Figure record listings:
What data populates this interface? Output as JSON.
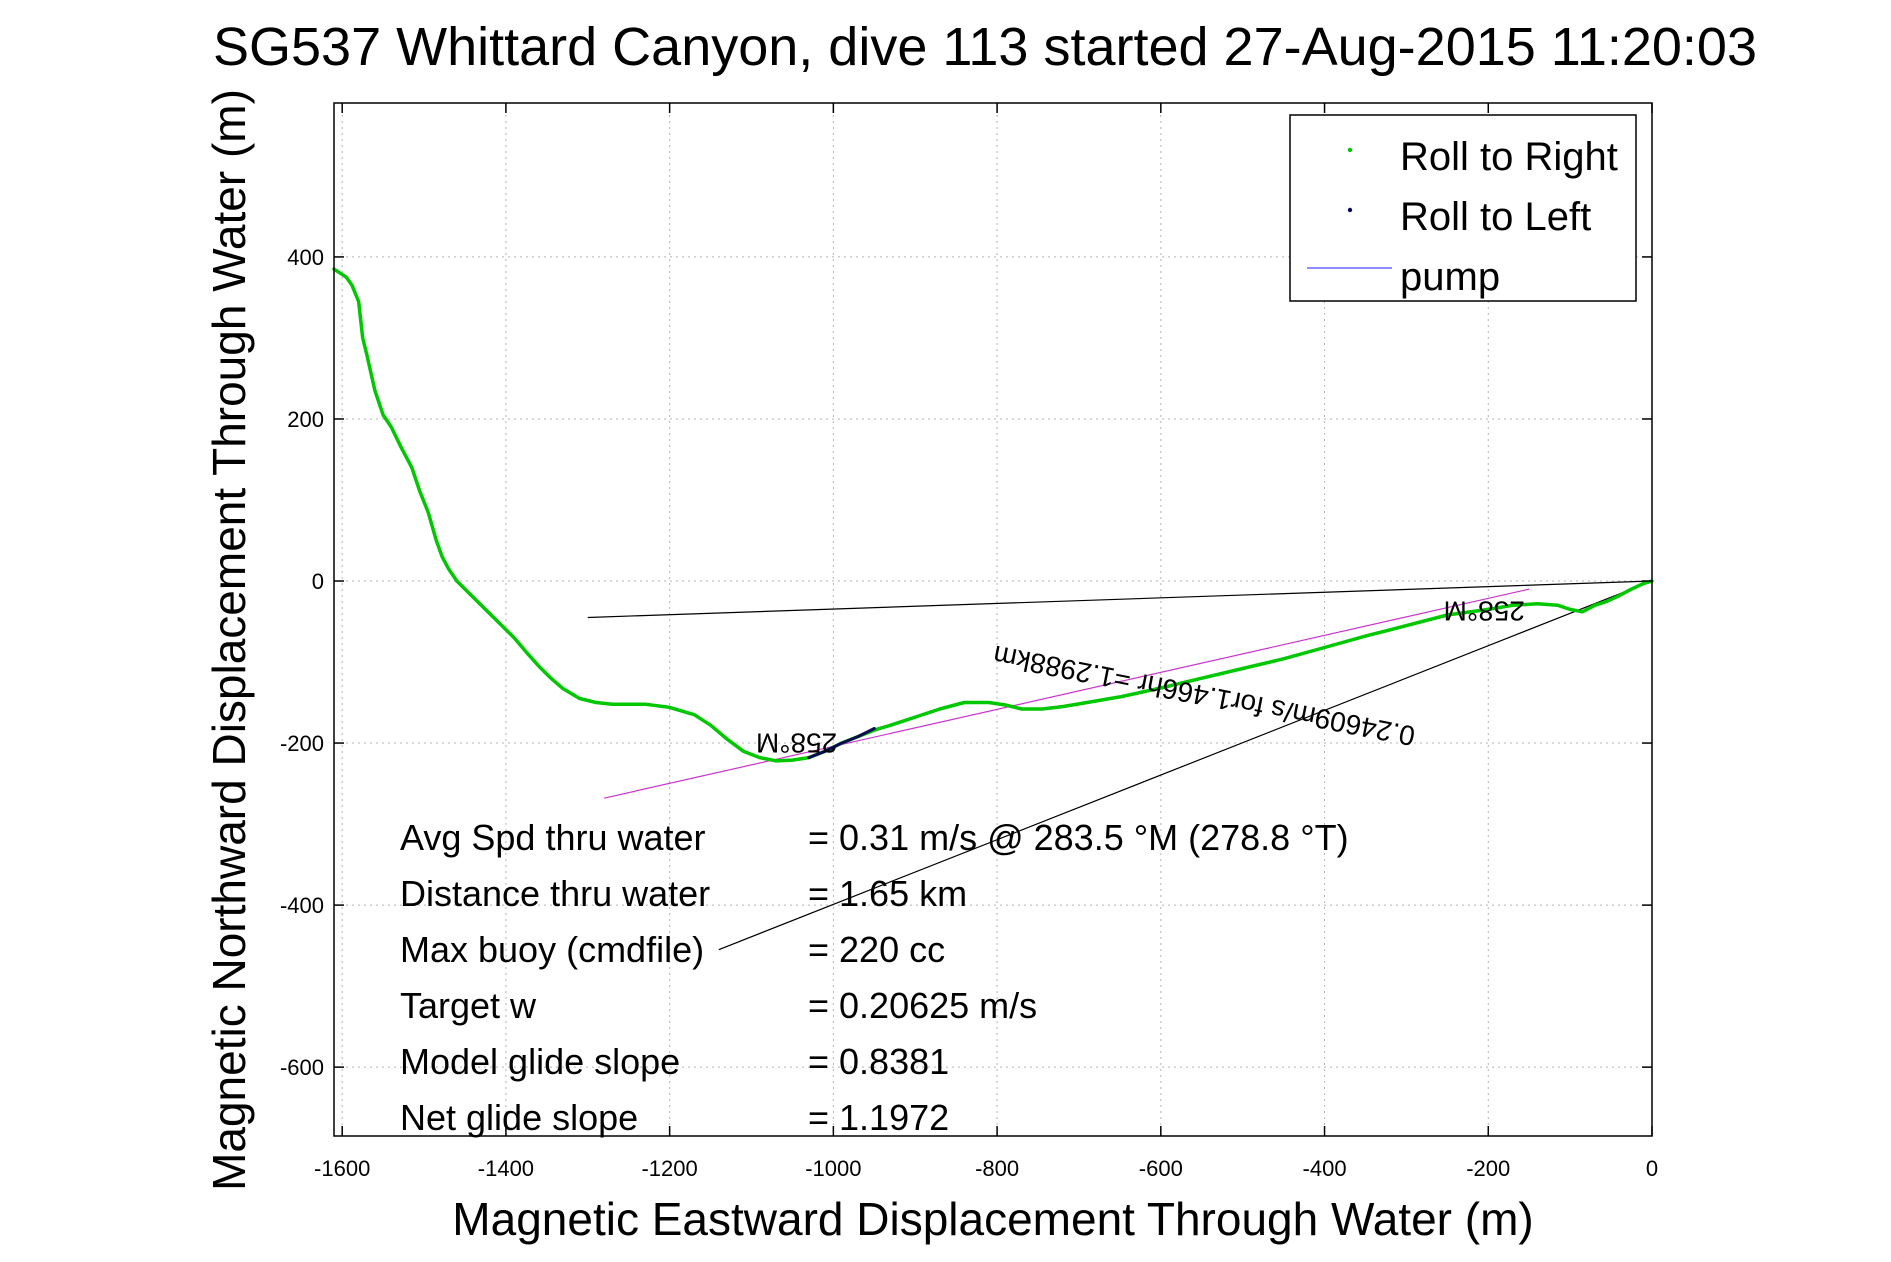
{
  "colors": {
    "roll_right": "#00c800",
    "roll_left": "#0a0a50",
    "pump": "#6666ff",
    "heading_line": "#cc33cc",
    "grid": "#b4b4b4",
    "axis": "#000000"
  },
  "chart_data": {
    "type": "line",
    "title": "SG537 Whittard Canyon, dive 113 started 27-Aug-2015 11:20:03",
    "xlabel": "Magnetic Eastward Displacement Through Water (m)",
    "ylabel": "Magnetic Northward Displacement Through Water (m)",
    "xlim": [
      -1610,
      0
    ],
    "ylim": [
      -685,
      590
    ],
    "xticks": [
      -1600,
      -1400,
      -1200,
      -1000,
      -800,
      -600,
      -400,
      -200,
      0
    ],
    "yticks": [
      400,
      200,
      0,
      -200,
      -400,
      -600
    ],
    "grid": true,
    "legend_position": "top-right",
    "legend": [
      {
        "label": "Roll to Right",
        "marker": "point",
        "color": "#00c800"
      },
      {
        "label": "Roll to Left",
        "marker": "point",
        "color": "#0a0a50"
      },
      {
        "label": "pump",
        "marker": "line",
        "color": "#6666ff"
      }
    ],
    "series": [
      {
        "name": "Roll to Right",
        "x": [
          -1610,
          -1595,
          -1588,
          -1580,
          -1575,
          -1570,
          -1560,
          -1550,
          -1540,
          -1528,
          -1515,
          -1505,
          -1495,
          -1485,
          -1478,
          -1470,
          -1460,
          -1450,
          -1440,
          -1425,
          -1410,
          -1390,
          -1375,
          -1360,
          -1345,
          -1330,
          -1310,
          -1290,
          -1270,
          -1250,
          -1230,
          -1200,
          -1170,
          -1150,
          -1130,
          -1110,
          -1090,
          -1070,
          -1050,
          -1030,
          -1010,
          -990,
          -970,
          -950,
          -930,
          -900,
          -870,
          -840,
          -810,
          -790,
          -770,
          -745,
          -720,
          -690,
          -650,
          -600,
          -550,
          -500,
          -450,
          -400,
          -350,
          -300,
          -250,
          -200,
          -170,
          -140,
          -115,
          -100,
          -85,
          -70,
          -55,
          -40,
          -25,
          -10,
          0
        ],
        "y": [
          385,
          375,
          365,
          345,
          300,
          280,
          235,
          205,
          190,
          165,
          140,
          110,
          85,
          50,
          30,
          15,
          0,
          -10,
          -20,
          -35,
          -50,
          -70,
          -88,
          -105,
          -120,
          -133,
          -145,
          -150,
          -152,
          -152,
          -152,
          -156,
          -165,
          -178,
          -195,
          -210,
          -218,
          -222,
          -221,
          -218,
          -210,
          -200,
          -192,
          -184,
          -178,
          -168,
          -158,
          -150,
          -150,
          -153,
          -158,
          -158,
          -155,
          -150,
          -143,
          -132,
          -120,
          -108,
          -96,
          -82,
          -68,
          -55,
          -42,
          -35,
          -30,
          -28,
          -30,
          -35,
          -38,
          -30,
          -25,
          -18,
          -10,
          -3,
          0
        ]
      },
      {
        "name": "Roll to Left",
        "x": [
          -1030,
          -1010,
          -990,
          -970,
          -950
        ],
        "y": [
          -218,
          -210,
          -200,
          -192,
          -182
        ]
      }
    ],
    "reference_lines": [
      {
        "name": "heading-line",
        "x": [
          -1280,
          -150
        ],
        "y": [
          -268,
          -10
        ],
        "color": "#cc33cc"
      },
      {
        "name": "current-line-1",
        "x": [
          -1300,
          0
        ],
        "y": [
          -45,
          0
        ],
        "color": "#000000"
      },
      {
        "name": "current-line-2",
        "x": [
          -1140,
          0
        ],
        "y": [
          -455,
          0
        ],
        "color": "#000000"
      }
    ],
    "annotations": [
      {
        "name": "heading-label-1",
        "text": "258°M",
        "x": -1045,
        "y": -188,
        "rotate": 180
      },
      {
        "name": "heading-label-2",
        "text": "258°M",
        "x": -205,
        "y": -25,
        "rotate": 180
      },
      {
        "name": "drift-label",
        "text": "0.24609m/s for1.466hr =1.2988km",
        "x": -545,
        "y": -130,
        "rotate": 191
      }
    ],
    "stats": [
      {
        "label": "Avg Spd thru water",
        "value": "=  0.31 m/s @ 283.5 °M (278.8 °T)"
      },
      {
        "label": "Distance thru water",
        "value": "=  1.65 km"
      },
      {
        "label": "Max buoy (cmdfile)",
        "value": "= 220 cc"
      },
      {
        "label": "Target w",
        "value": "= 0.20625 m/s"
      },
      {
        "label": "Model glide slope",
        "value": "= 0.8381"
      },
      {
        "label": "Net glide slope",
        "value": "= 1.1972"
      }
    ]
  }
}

REQUIRED WORK
Look back over the material above and state how many lines hold the word "Magnetic". Write the number and nothing else.

EXPECTED ANSWER
2